-- Written problem --
Return each line containing "value".

-- Collected data --

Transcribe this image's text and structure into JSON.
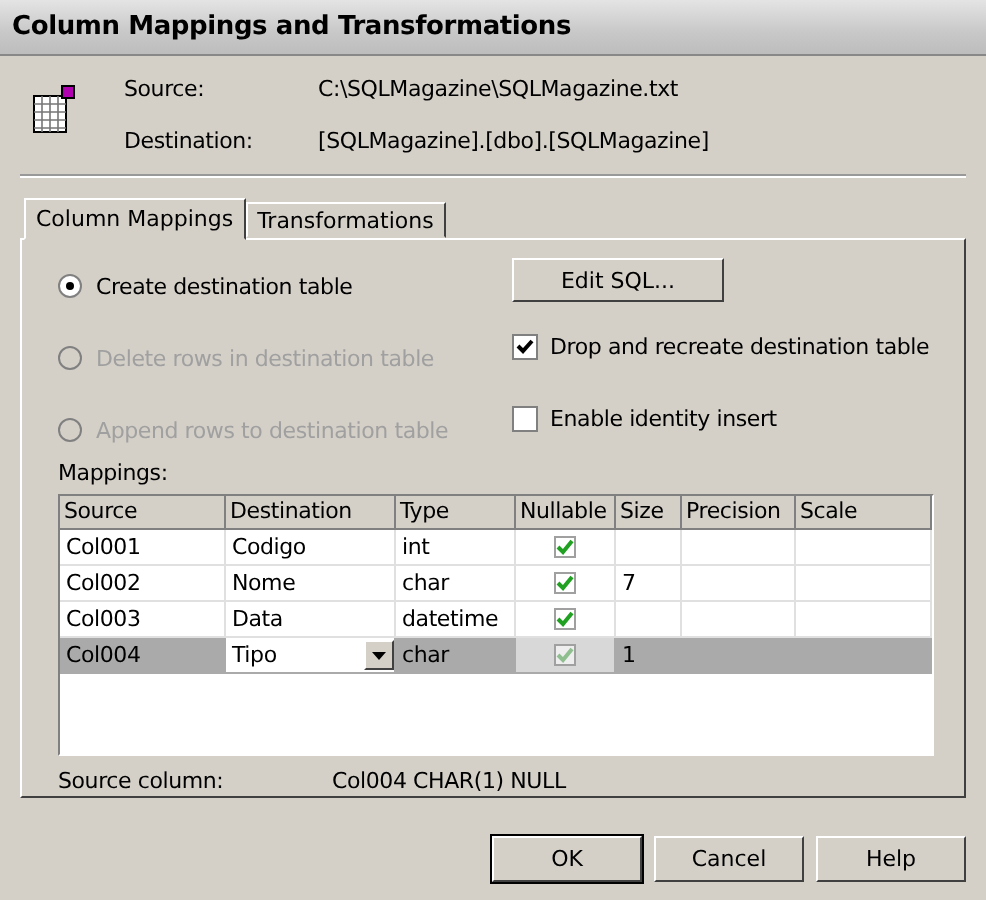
{
  "window": {
    "title": "Column Mappings and Transformations"
  },
  "info": [
    {
      "label": "Source:",
      "value": "C:\\SQLMagazine\\SQLMagazine.txt"
    },
    {
      "label": "Destination:",
      "value": "[SQLMagazine].[dbo].[SQLMagazine]"
    }
  ],
  "tabs": [
    {
      "label": "Column Mappings",
      "selected": true
    },
    {
      "label": "Transformations",
      "selected": false
    }
  ],
  "options": [
    {
      "label": "Create destination table",
      "selected": true,
      "disabled": false
    },
    {
      "label": "Delete rows in destination table",
      "selected": false,
      "disabled": true
    },
    {
      "label": "Append rows to destination table",
      "selected": false,
      "disabled": true
    }
  ],
  "edit_sql_button": "Edit SQL...",
  "checkboxes": [
    {
      "label": "Drop and recreate destination table",
      "checked": true
    },
    {
      "label": "Enable identity insert",
      "checked": false
    }
  ],
  "mappings_label": "Mappings:",
  "table": {
    "columns": [
      "Source",
      "Destination",
      "Type",
      "Nullable",
      "Size",
      "Precision",
      "Scale"
    ],
    "rows": [
      {
        "source": "Col001",
        "destination": "Codigo",
        "type": "int",
        "nullable": true,
        "size": "",
        "selected": false
      },
      {
        "source": "Col002",
        "destination": "Nome",
        "type": "char",
        "nullable": true,
        "size": "7",
        "selected": false
      },
      {
        "source": "Col003",
        "destination": "Data",
        "type": "datetime",
        "nullable": true,
        "size": "",
        "selected": false
      },
      {
        "source": "Col004",
        "destination": "Tipo",
        "type": "char",
        "nullable": true,
        "size": "1",
        "selected": true
      }
    ]
  },
  "source_column": {
    "label": "Source column:",
    "value": "Col004 CHAR(1) NULL"
  },
  "buttons": [
    "OK",
    "Cancel",
    "Help"
  ]
}
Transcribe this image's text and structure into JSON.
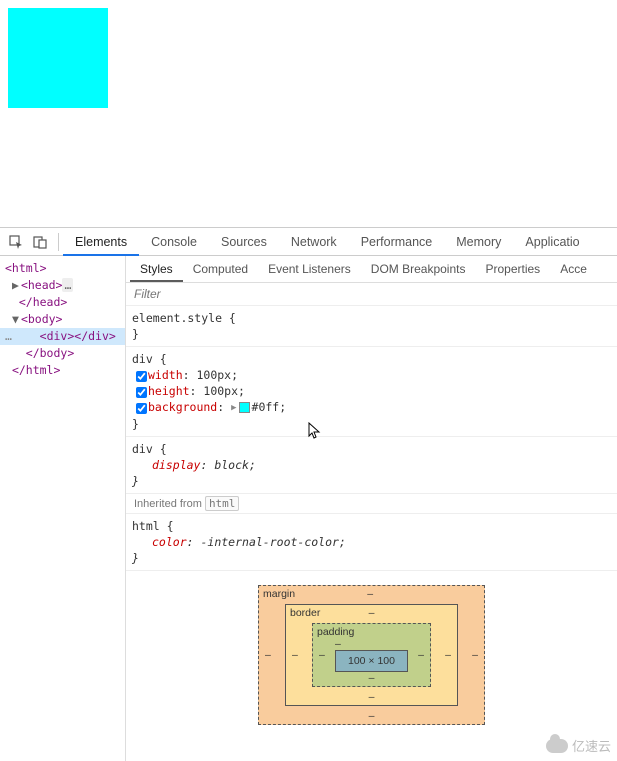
{
  "tabs": {
    "elements": "Elements",
    "console": "Console",
    "sources": "Sources",
    "network": "Network",
    "performance": "Performance",
    "memory": "Memory",
    "application": "Applicatio"
  },
  "sub_tabs": {
    "styles": "Styles",
    "computed": "Computed",
    "event_listeners": "Event Listeners",
    "dom_breakpoints": "DOM Breakpoints",
    "properties": "Properties",
    "accessibility": "Acce"
  },
  "filter_placeholder": "Filter",
  "dom": {
    "html_open": "<html>",
    "head_open": "<head>",
    "head_ellipsis": "…",
    "head_close": "</head>",
    "body_open": "<body>",
    "div_open": "<div>",
    "div_close": "</div>",
    "body_close": "</body>",
    "html_close": "</html>",
    "sel_dots": "…"
  },
  "rules": {
    "r1_sel": "element.style {",
    "close": "}",
    "r2_sel": "div {",
    "r2_p1_name": "width",
    "r2_p1_val": "100px",
    "r2_p2_name": "height",
    "r2_p2_val": "100px",
    "r2_p3_name": "background",
    "r2_p3_val": "#0ff",
    "r3_sel": "div {",
    "r3_p1_name": "display",
    "r3_p1_val": "block",
    "inherit_label": "Inherited from",
    "inherit_tag": "html",
    "r4_sel": "html {",
    "r4_p1_name": "color",
    "r4_p1_val": "-internal-root-color"
  },
  "boxmodel": {
    "margin_label": "margin",
    "border_label": "border",
    "padding_label": "padding",
    "dash": "‒",
    "content": "100 × 100"
  },
  "watermark": "亿速云",
  "colors": {
    "cyan": "#00ffff"
  }
}
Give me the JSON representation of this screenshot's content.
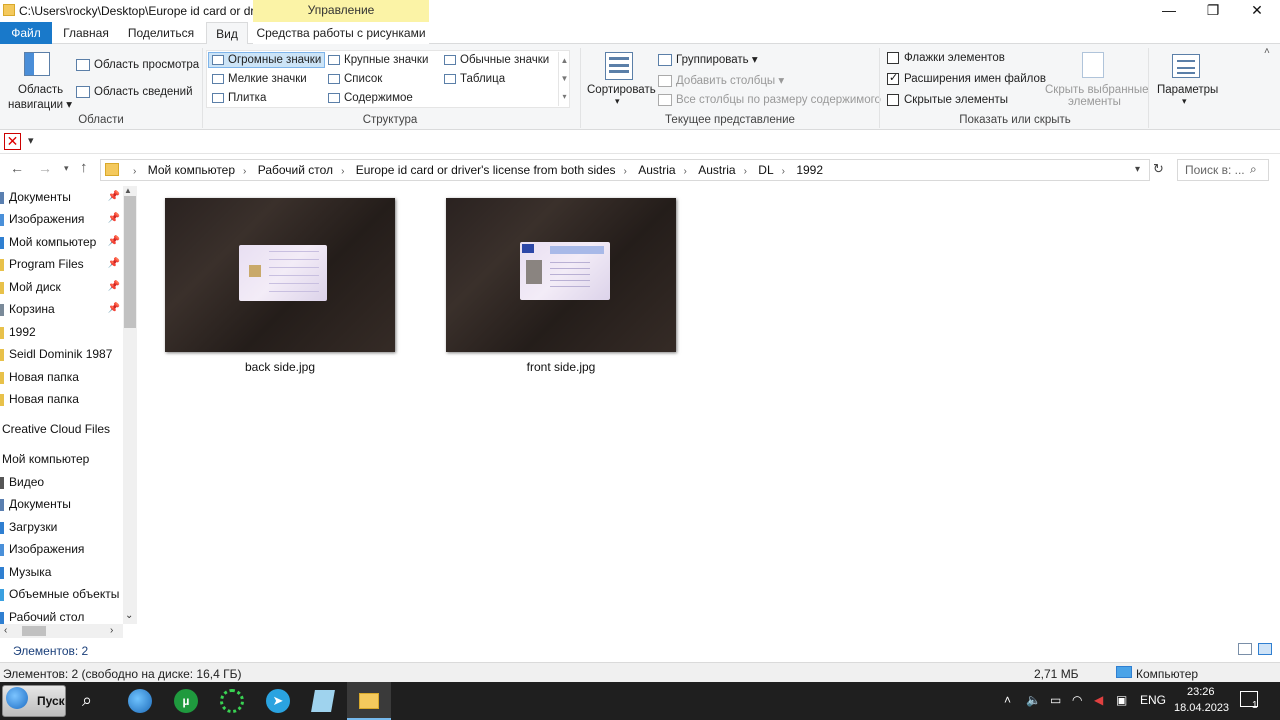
{
  "window": {
    "title": "C:\\Users\\rocky\\Desktop\\Europe  id card or dr...",
    "manage_label": "Управление",
    "minimize": "—",
    "maximize": "❐",
    "close": "✕"
  },
  "tabs": {
    "file": "Файл",
    "home": "Главная",
    "share": "Поделиться",
    "view": "Вид",
    "picture_tools": "Средства работы с рисунками"
  },
  "ribbon": {
    "areas": {
      "nav_pane_line1": "Область",
      "nav_pane_line2": "навигации",
      "preview_pane": "Область просмотра",
      "details_pane": "Область сведений",
      "label": "Области"
    },
    "layout": {
      "extra_large": "Огромные значки",
      "large": "Крупные значки",
      "medium": "Обычные значки",
      "small": "Мелкие значки",
      "list": "Список",
      "details": "Таблица",
      "tiles": "Плитка",
      "content": "Содержимое",
      "label": "Структура"
    },
    "current_view": {
      "sort": "Сортировать",
      "group": "Группировать",
      "add_columns": "Добавить столбцы",
      "fit_columns": "Все столбцы по размеру содержимого",
      "label": "Текущее представление"
    },
    "show_hide": {
      "item_checkboxes": "Флажки элементов",
      "extensions": "Расширения имен файлов",
      "hidden_items": "Скрытые элементы",
      "hide_selected_line1": "Скрыть выбранные",
      "hide_selected_line2": "элементы",
      "label": "Показать или скрыть"
    },
    "options": "Параметры"
  },
  "address": {
    "crumbs": [
      "Мой компьютер",
      "Рабочий стол",
      "Europe  id card or driver's license from both sides",
      "Austria",
      "Austria",
      "DL",
      "1992"
    ],
    "search_placeholder": "Поиск в: ..."
  },
  "sidebar": {
    "items": [
      {
        "label": "Документы",
        "color": "#5a7fb0",
        "pinned": true
      },
      {
        "label": "Изображения",
        "color": "#4a90d9",
        "pinned": true
      },
      {
        "label": "Мой компьютер",
        "color": "#2f7fd1",
        "pinned": true
      },
      {
        "label": "Program Files",
        "color": "#e8c14a",
        "pinned": true
      },
      {
        "label": "Мой диск",
        "color": "#e8c14a",
        "pinned": true
      },
      {
        "label": "Корзина",
        "color": "#7a8a99",
        "pinned": true
      },
      {
        "label": "1992",
        "color": "#e8c14a",
        "pinned": false
      },
      {
        "label": "Seidl Dominik 1987",
        "color": "#e8c14a",
        "pinned": false
      },
      {
        "label": "Новая папка",
        "color": "#e8c14a",
        "pinned": false
      },
      {
        "label": "Новая папка",
        "color": "#e8c14a",
        "pinned": false
      }
    ],
    "creative_cloud": "Creative Cloud Files",
    "my_computer": "Мой компьютер",
    "computer_items": [
      {
        "label": "Видео",
        "color": "#555555"
      },
      {
        "label": "Документы",
        "color": "#5a7fb0"
      },
      {
        "label": "Загрузки",
        "color": "#2f7fd1"
      },
      {
        "label": "Изображения",
        "color": "#4a90d9"
      },
      {
        "label": "Музыка",
        "color": "#2f7fd1"
      },
      {
        "label": "Объемные объекты",
        "color": "#3aa0e0"
      },
      {
        "label": "Рабочий стол",
        "color": "#2f7fd1"
      }
    ]
  },
  "files": [
    {
      "name": "back side.jpg"
    },
    {
      "name": "front side.jpg"
    }
  ],
  "status": {
    "count": "Элементов: 2",
    "summary": "Элементов: 2 (свободно на диске: 16,4 ГБ)",
    "size": "2,71 МБ",
    "location": "Компьютер"
  },
  "taskbar": {
    "start": "Пуск",
    "lang": "ENG",
    "time": "23:26",
    "date": "18.04.2023",
    "notification_count": "1"
  }
}
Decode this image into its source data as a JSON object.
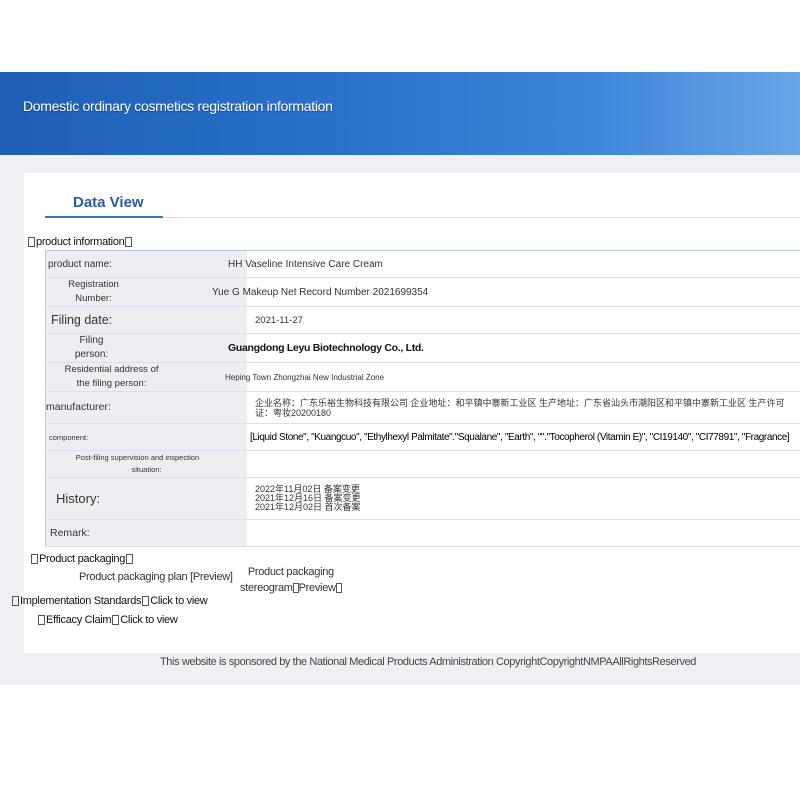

-- Output of the exercise --
      "value": "C:\\SQLMagazine\\SQLMagazine.txt"
      "value": "[SQLMagazine].[dbo].[SQLMagazine]"
    "value": "Col004 CHAR(1) NULL"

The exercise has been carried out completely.